From the records, report how many lines hold the word "marker", with the number as the sole reply.

•••••

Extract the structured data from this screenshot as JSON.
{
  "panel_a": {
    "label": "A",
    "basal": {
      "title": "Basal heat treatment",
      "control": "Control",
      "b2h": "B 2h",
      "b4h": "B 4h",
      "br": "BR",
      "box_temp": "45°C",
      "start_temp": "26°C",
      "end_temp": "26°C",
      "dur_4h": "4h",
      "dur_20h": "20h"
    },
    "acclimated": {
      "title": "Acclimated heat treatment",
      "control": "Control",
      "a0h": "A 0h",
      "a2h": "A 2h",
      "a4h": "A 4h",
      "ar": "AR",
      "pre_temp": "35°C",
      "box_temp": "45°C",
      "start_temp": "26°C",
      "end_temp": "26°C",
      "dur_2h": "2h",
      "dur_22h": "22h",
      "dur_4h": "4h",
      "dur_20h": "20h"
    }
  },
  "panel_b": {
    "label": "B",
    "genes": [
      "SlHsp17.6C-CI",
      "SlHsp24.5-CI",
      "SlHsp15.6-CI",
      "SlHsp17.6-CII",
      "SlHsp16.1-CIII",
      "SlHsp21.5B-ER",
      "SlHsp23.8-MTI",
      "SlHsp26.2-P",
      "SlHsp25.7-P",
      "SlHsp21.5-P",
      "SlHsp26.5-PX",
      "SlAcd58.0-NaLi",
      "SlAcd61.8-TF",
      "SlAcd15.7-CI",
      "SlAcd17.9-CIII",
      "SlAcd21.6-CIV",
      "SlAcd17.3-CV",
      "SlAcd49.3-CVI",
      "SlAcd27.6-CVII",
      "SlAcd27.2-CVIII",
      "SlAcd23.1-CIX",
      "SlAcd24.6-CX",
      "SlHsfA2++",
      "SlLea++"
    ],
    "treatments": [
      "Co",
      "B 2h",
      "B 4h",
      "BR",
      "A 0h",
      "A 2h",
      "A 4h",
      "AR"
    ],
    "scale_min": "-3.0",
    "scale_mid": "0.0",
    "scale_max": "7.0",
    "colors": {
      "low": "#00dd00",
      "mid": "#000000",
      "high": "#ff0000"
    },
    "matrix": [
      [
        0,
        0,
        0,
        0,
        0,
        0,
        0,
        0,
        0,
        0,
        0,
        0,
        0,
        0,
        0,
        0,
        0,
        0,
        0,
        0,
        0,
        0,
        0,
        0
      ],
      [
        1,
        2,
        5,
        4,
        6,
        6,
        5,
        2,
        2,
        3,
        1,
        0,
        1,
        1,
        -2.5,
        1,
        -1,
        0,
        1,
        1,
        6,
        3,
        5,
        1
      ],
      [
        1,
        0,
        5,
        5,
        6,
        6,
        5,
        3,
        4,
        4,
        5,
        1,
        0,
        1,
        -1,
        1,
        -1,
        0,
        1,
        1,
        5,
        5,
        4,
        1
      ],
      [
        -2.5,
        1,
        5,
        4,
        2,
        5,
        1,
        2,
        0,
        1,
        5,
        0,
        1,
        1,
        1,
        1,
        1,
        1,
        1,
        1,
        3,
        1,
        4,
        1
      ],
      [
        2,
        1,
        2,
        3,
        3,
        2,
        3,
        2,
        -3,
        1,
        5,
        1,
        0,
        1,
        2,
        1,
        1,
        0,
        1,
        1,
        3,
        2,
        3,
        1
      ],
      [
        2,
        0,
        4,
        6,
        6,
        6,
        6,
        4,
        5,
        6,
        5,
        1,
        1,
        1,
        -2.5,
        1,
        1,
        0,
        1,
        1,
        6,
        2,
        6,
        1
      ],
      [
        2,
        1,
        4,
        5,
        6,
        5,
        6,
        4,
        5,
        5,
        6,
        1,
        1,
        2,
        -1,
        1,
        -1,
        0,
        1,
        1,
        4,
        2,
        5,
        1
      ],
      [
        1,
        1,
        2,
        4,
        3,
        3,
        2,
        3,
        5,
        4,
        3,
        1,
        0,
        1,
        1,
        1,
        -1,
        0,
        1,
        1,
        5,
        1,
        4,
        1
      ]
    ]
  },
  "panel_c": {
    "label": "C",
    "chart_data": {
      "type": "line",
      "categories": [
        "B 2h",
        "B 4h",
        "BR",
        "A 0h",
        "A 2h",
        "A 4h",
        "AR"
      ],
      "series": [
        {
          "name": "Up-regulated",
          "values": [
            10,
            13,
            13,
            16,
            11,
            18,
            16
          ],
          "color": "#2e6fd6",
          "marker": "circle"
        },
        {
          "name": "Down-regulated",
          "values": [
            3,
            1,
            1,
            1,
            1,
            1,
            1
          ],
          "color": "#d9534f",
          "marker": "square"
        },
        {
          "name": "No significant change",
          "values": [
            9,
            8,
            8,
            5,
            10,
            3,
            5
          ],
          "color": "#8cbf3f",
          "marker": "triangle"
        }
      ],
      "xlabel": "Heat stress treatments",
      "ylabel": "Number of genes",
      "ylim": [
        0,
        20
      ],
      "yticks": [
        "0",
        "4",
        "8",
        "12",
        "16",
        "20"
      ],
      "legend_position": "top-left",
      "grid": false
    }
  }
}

•••••

--- Response to this exercise ---
3